- [Отрывок]

Впоследствии он распечатал и раздал всем как свои инструкции, так и предположительные вопросы иностранцев о Германии и правильные ответы на них. На таких смотрах в течение всего плавания он мог задать один из вопросов, входивших в список, в лицо кому угодно — матросу, пожарнику или кадету, чтобы посмотреть, насколько тот его понимает, и в результате, как он писал, большинство изучило эти бумаги, «чтобы не выглядеть смешным перед своими же друзьями».

Эта попытка дисциплинировать умы и поведение была одновременно и результатом раздумий чувствительных немецких морских офицеров в целом, и личных методов Дёница. После унижения на войне и во время мятежей они все старались выработать новое отношение к новой революции, которая должна была восстановить честь и достоинство Германии; естественно, они разрабатывали правила поведения. Сам Редер был наиболее искренним образцом правильного поведения. Он даже написал по этому поводу учебник, а другой вышел под его руководством: «Морской офицер как лидер и как учитель», в котором объяснялись, среди прочего, роль рыцарства и религии, задачи офицера в борьбе против материализма, необходимость оптимизма, использование юмора. Это напоминает викторианские поучения по этикету или самопомощи в Англии, предназначенные для тех, кто поднимался или надеялся подняться в социальной иерархии; причиной было, конечно же, то же чувство неуверенности, возникающее в обществе в переходный период.

Первым портом на их пути был город Санта-Крус-де-Тенерифе на Канарских островах, откуда они отплыли в Луанду в Португальской Западной Африке. К тому времени, как они достигли этого знойного места в конце ноября, команда, судя по всему, была уже вышколена по самым высоким стандартам благодаря полувоенным учениям под его неутомимым руководством. Основную сложность представляло то, что судно должно было выполнять две функции — учебного корабля и «чистой как молния» витрины нацистской Германии.

Из Луанды они направились к мысу Доброй Надежды, по дороге проведя в полном объеме учения в открытом море, наверное, первые за все время существования немецких вооруженных сил. Дёниц сам участвовал в подготовительных работах к этому, еще будучи штабным офицером в Вильгельмсхафене, — еще одно указание на то, что амбициозные планы войны именно в океанских просторах за торговые пути были в самом сердце долговременной стратегии флота с того момента, как Гитлер пришел к власти.

- [Ваша задача]
Ответьте на вопросы по отрывку о плавании под началом Дёница:
(a) Какой город стал первым портом на пути судна?
(b) Как назывался учебник, вышедший под руководством Редера?
(c) В каком городе Дёниц служил штабным офицером, когда участвовал в подготовке учений в открытом море?

- [Записи данных]
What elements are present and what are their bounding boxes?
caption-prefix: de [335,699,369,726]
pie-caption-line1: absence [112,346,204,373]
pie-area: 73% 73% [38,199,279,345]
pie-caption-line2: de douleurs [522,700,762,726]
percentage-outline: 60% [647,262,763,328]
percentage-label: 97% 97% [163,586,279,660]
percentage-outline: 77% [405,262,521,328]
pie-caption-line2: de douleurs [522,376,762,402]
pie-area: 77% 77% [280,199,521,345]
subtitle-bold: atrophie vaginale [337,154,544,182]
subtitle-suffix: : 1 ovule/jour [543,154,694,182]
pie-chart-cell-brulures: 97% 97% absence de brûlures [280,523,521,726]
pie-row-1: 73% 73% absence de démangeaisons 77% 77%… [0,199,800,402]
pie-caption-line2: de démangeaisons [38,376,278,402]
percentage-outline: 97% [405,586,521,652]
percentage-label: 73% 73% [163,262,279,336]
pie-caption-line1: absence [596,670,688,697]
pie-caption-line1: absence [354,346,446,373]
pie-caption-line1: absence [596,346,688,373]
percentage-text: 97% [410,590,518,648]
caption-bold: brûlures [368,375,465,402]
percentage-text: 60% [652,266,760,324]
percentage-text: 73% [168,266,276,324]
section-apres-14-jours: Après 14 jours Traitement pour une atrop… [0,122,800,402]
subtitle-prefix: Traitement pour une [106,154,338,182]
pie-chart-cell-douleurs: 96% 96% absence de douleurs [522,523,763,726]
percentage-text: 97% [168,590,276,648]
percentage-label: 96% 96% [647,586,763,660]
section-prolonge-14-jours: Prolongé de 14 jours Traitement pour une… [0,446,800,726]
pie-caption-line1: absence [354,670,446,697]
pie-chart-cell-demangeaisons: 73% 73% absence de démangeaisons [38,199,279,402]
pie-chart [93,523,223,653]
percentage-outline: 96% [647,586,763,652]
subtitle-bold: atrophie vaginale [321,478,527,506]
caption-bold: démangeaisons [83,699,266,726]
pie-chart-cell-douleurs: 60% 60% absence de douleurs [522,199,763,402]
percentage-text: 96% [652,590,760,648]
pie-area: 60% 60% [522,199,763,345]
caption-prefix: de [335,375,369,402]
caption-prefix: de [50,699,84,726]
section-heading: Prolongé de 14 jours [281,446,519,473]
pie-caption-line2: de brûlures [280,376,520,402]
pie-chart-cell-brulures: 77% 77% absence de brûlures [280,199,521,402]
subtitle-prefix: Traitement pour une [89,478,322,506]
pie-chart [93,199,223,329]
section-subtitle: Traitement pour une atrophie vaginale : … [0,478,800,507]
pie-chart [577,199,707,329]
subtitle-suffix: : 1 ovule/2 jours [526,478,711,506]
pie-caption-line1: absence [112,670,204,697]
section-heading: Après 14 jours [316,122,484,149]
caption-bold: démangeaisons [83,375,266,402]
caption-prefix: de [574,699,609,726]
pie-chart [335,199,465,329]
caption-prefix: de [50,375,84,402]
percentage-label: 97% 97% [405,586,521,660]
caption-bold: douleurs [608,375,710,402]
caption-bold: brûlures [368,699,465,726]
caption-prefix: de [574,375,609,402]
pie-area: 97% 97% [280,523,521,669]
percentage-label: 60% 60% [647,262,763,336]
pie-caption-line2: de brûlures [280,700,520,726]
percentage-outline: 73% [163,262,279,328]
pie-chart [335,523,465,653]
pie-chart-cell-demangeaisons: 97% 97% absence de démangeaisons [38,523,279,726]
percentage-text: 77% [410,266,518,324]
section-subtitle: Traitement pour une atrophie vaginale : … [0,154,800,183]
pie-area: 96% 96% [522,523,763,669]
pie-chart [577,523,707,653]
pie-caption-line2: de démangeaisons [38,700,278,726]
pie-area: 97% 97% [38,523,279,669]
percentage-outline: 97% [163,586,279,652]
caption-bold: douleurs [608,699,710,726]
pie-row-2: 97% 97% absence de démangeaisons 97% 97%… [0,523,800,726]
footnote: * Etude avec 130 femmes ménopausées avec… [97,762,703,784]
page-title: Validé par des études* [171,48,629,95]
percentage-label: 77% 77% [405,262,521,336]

- [Ответ]
(a) Санта-Крус-де-Тенерифе на Канарских островах.
(b) «Морской офицер как лидер и как учитель».
(c) В Вильгельмсхафене.